* [Problem requirements]
Report every line in the listing that contains the string "face".

+---+

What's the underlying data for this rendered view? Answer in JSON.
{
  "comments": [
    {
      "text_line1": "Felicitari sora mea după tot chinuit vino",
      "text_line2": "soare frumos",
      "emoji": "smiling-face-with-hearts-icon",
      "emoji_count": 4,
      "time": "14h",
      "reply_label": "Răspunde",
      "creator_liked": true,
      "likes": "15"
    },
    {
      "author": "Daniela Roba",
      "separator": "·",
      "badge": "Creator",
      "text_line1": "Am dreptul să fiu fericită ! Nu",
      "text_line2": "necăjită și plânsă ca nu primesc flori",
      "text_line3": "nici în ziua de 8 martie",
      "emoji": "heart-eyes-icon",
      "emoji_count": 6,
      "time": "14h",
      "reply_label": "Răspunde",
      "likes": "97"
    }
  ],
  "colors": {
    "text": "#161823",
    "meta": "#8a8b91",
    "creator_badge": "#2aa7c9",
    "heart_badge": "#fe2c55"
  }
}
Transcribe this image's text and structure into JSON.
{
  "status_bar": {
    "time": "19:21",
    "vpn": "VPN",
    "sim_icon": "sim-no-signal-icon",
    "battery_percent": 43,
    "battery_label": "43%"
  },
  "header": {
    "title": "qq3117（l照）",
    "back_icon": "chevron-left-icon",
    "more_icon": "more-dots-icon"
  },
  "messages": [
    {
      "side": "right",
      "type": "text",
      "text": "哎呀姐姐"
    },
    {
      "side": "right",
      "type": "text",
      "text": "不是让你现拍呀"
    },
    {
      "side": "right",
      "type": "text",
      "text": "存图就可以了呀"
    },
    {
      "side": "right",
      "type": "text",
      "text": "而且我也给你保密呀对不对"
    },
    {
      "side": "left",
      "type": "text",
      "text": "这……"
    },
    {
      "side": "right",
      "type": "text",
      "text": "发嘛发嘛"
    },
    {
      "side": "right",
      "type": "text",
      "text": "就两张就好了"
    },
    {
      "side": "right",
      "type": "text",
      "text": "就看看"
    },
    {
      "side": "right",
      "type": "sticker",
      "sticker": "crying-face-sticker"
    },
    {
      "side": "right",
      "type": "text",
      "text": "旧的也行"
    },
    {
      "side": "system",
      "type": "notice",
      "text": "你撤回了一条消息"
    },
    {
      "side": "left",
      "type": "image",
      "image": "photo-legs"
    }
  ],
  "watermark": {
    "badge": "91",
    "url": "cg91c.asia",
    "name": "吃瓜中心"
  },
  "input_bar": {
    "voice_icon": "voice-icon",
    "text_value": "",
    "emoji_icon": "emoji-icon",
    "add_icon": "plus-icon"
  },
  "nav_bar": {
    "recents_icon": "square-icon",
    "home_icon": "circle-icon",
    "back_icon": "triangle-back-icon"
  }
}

+---+

* [Task solution]
      "emoji": "smiling-face-with-hearts-icon",
      "sticker": "crying-face-sticker"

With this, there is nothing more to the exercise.